■ What you should do ■
Find the line with "Read this page and output its text content.", then retype it and each later line through the last, exactly. Leave out pictures.

(Dataset entries)
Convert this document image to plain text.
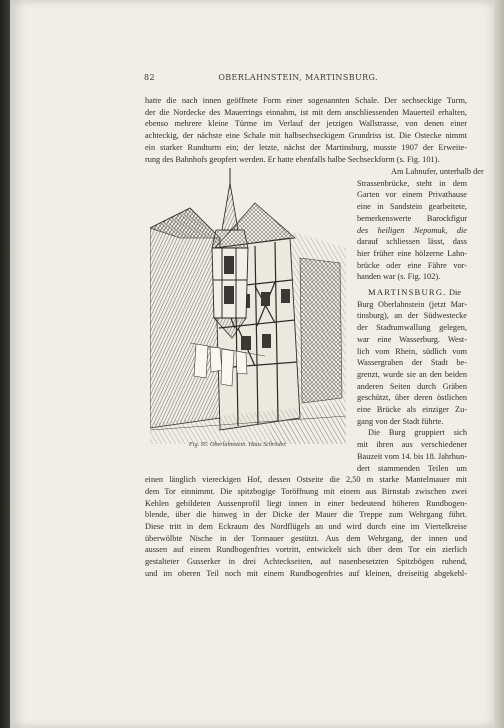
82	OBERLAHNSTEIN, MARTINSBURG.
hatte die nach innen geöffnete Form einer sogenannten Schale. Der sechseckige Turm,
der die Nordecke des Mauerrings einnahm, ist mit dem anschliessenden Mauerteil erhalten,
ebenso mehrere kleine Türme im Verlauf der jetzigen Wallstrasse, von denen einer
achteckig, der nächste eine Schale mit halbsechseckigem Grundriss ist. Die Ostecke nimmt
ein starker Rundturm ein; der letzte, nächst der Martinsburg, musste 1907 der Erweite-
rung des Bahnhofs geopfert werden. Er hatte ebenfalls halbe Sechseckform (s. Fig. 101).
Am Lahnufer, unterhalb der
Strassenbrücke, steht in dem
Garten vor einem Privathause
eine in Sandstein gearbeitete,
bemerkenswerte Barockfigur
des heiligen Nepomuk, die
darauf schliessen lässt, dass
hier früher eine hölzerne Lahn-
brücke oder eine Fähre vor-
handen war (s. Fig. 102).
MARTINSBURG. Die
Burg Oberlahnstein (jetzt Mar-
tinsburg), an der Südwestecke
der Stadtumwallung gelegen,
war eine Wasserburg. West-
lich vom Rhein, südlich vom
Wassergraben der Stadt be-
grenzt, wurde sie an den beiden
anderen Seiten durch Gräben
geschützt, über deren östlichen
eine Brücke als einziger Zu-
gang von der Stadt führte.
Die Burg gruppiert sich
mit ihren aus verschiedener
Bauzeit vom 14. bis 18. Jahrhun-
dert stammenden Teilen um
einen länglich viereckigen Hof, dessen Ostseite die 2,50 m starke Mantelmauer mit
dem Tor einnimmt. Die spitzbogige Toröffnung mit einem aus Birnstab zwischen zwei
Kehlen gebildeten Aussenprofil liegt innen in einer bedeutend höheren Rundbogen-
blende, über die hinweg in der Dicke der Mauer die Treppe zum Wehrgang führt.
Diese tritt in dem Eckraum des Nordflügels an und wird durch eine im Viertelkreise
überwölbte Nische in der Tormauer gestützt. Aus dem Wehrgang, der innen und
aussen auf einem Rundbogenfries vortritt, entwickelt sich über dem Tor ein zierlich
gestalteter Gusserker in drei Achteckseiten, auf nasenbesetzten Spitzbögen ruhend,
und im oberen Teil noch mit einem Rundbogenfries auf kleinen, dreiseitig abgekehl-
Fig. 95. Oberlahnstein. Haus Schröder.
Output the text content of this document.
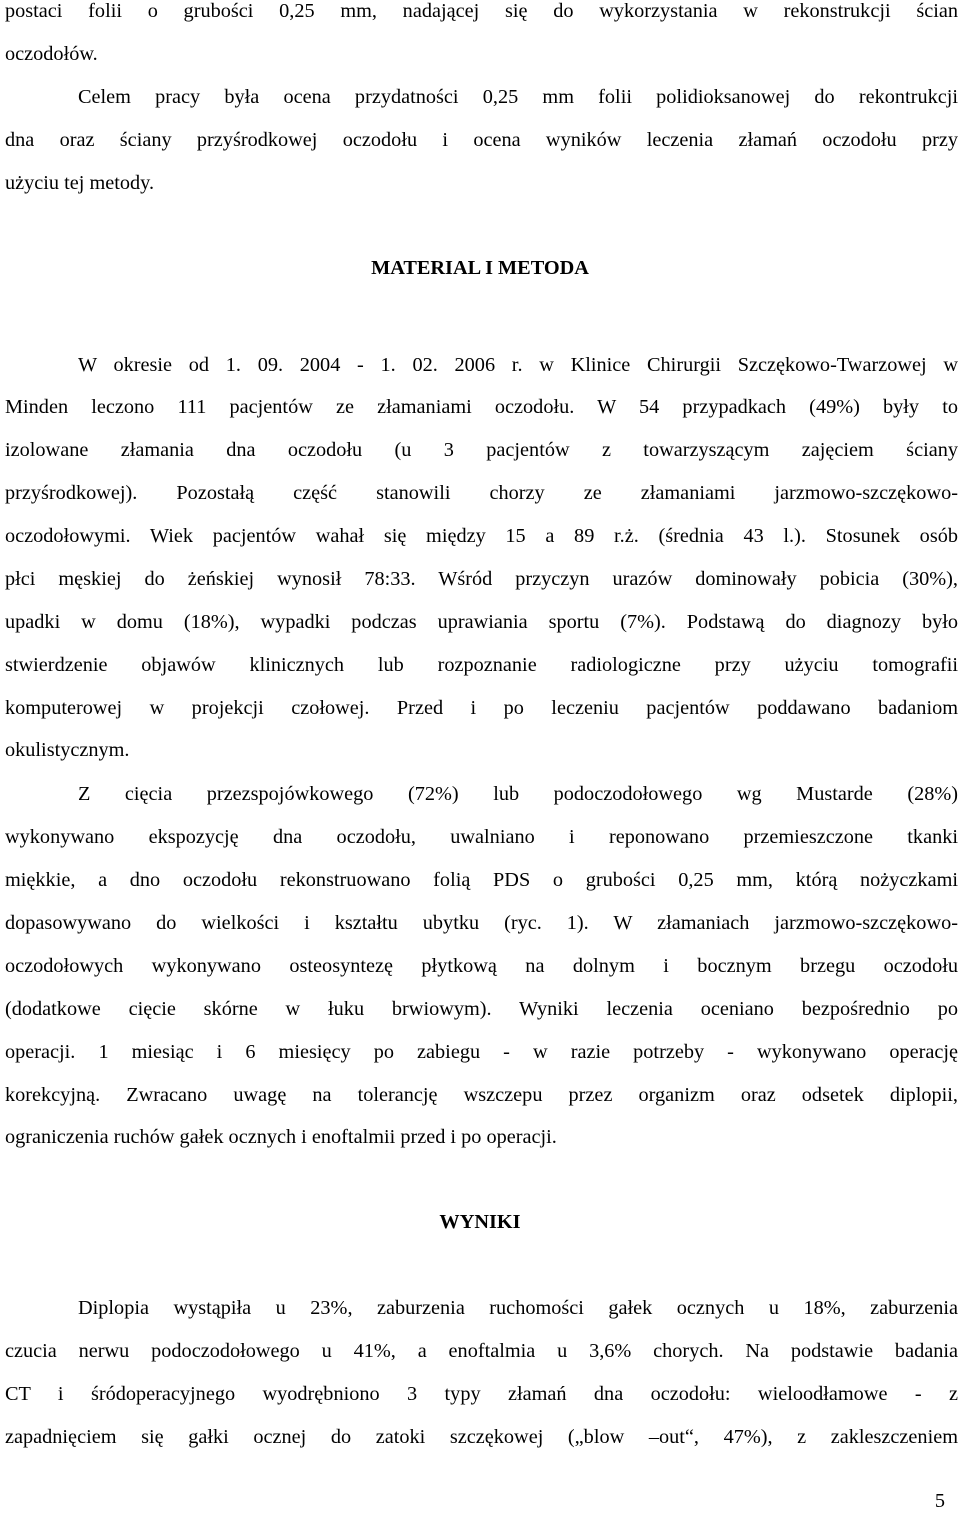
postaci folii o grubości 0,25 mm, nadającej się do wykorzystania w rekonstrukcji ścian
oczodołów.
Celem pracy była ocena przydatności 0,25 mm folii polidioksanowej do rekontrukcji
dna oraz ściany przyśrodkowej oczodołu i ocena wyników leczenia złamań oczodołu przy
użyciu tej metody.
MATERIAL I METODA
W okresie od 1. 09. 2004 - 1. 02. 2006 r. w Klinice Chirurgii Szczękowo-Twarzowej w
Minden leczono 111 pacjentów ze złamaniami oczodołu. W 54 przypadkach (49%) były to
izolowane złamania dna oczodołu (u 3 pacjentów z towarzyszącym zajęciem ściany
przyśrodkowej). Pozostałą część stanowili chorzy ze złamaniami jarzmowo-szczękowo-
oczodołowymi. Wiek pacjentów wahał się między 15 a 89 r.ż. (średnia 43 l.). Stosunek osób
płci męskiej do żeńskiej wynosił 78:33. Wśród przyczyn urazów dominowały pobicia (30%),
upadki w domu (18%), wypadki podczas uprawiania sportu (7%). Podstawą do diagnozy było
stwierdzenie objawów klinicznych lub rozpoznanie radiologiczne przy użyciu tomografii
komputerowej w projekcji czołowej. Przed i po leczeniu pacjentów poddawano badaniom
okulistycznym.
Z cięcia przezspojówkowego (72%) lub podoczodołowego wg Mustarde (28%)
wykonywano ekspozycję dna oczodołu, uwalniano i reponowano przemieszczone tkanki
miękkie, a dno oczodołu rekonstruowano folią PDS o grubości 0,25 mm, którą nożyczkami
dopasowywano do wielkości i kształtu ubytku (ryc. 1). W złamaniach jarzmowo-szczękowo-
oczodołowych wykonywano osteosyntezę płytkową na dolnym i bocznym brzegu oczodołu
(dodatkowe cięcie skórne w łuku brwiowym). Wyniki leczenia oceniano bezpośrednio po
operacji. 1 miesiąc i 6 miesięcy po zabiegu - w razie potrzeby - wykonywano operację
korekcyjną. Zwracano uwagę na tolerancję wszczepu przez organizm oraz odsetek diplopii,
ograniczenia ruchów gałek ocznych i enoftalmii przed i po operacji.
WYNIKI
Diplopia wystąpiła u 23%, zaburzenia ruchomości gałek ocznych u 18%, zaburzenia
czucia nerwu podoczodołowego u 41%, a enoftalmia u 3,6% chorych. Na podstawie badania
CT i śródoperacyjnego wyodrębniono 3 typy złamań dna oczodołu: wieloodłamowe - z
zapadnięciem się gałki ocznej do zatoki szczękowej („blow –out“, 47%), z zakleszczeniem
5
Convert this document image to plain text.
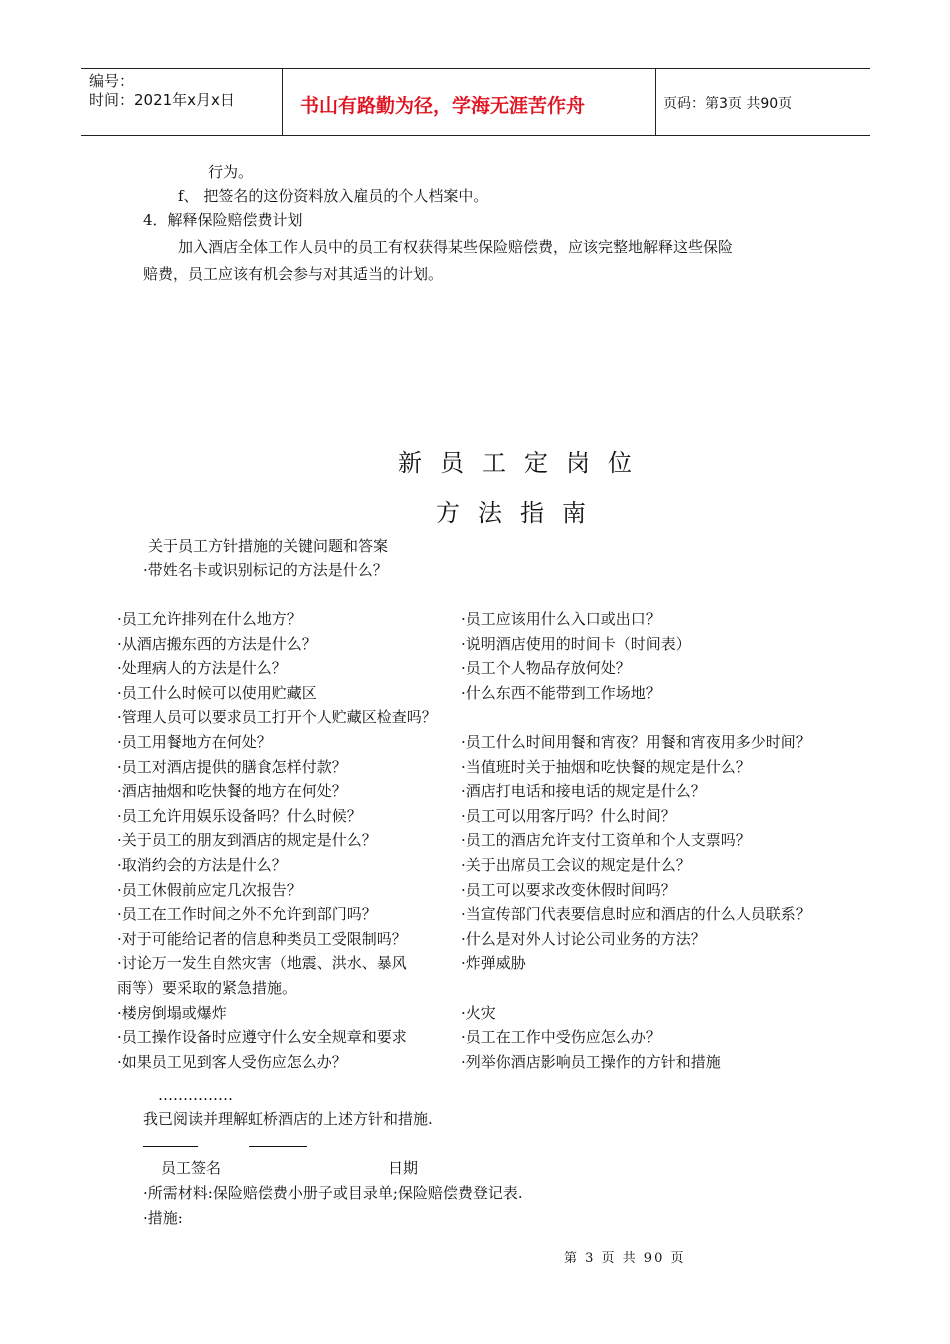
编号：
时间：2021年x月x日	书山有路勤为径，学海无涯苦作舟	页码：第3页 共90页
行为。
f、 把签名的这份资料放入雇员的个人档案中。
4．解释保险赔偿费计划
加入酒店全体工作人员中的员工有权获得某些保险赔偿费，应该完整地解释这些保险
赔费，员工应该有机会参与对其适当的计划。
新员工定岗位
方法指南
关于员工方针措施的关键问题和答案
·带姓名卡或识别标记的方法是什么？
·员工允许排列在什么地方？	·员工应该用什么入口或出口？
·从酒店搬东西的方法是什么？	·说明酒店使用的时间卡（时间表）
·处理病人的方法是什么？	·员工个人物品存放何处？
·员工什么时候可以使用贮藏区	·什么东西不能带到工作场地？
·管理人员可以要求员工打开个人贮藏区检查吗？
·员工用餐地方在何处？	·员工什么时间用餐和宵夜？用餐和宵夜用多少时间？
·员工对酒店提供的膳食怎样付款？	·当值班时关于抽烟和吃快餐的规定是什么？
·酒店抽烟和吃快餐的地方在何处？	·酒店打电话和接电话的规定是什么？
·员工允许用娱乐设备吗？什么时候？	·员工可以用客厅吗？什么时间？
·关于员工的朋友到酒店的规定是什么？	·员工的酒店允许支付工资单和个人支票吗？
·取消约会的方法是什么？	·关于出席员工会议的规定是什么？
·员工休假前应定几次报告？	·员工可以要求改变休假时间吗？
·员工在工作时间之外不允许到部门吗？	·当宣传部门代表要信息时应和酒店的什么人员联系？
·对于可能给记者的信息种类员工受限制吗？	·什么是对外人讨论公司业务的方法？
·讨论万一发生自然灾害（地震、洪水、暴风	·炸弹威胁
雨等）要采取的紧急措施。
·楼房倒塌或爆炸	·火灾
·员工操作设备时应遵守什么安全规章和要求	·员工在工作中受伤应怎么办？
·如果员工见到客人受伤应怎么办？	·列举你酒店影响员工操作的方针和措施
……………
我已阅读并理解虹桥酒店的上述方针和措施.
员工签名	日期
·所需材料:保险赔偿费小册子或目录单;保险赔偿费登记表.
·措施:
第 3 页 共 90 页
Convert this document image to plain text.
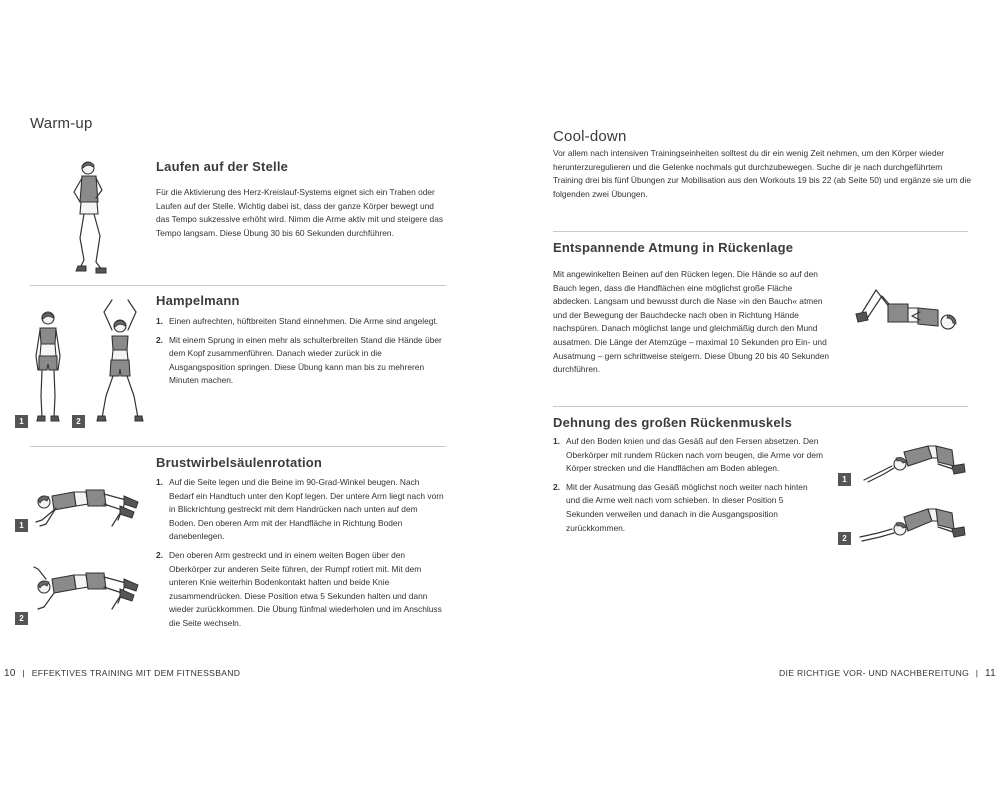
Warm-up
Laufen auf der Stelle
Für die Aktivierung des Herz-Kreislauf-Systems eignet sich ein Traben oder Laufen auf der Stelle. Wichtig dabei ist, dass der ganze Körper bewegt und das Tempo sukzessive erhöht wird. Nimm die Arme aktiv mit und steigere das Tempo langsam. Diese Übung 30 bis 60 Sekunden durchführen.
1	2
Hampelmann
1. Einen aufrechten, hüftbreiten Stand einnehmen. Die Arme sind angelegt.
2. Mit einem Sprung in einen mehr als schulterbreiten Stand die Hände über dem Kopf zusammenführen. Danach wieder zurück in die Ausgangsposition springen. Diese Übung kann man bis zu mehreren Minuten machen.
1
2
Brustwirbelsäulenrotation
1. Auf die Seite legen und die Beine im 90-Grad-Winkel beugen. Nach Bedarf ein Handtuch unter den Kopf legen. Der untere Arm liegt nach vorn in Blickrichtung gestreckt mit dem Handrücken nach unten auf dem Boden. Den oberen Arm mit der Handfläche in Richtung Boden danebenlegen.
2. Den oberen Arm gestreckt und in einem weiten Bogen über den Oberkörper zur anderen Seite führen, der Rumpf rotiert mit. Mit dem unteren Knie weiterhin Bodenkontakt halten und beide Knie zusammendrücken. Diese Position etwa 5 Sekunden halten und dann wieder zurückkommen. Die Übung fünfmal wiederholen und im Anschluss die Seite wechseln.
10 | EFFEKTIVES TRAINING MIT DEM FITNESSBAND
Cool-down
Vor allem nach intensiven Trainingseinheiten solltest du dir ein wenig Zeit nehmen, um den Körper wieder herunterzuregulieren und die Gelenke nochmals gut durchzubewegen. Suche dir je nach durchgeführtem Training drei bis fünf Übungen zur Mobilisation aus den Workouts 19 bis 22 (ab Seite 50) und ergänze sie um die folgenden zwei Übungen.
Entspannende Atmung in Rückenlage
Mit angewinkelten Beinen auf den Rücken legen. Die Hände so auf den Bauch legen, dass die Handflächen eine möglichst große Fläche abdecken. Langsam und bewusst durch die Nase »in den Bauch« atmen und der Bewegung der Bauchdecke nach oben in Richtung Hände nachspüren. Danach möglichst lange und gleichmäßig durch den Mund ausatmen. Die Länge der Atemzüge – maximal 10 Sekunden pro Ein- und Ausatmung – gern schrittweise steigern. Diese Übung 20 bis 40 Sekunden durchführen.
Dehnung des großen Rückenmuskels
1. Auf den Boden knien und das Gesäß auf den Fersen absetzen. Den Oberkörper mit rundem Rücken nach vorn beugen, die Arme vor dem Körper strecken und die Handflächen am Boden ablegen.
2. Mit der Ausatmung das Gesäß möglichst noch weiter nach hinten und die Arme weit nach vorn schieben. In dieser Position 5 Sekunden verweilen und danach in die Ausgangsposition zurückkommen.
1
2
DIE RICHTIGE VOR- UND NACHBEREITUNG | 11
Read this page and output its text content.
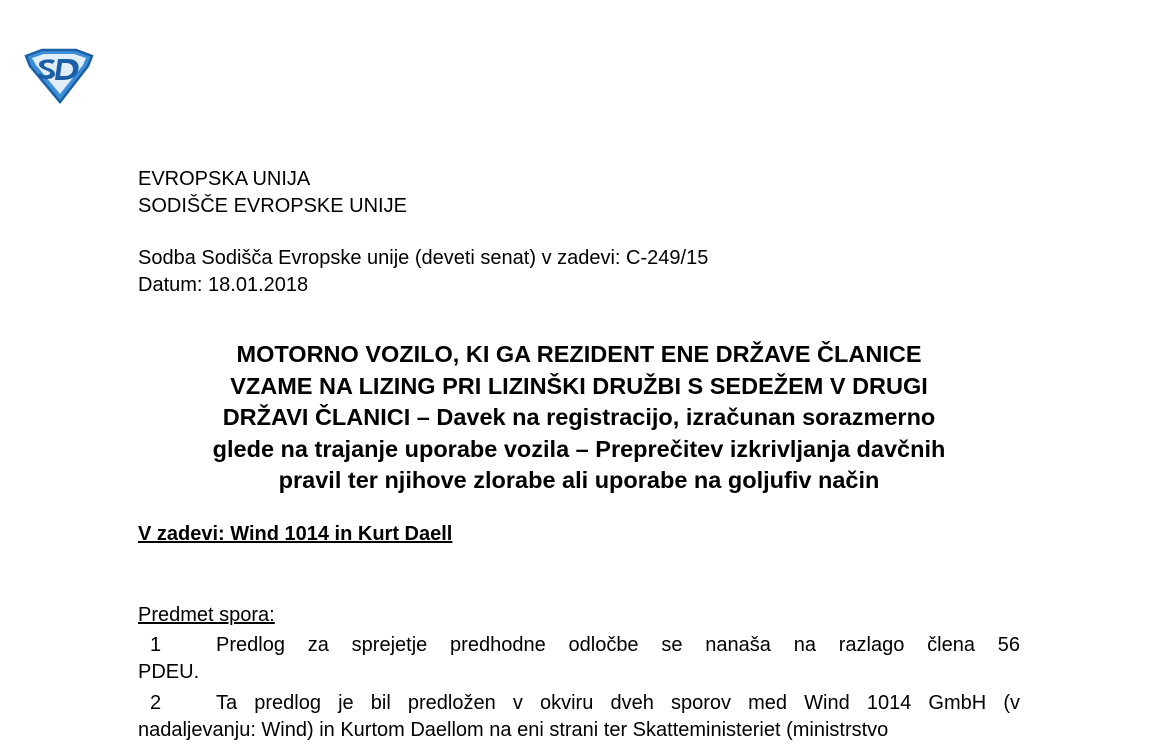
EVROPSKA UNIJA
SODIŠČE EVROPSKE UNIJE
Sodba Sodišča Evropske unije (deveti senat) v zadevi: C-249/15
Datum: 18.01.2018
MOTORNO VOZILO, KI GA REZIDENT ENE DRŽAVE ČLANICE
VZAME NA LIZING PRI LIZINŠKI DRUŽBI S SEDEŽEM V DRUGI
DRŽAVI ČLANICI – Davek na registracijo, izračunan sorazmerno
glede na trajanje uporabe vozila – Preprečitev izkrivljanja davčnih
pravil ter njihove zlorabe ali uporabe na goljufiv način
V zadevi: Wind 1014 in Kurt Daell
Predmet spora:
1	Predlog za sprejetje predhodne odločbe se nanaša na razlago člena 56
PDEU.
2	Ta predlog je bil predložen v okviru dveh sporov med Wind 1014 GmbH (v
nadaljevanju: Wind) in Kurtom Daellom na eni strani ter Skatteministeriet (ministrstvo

■ Answer to the task ■
Read this page and output its text content.
EVROPSKA UNIJA
SODIŠČE EVROPSKE UNIJE
Sodba Sodišča Evropske unije (deveti senat) v zadevi: C-249/15
Datum: 18.01.2018
MOTORNO VOZILO, KI GA REZIDENT ENE DRŽAVE ČLANICE
VZAME NA LIZING PRI LIZINŠKI DRUŽBI S SEDEŽEM V DRUGI
DRŽAVI ČLANICI – Davek na registracijo, izračunan sorazmerno
glede na trajanje uporabe vozila – Preprečitev izkrivljanja davčnih
pravil ter njihove zlorabe ali uporabe na goljufiv način
V zadevi: Wind 1014 in Kurt Daell
Predmet spora:
1	Predlog za sprejetje predhodne odločbe se nanaša na razlago člena 56
PDEU.
2	Ta predlog je bil predložen v okviru dveh sporov med Wind 1014 GmbH (v
nadaljevanju: Wind) in Kurtom Daellom na eni strani ter Skatteministeriet (ministrstvo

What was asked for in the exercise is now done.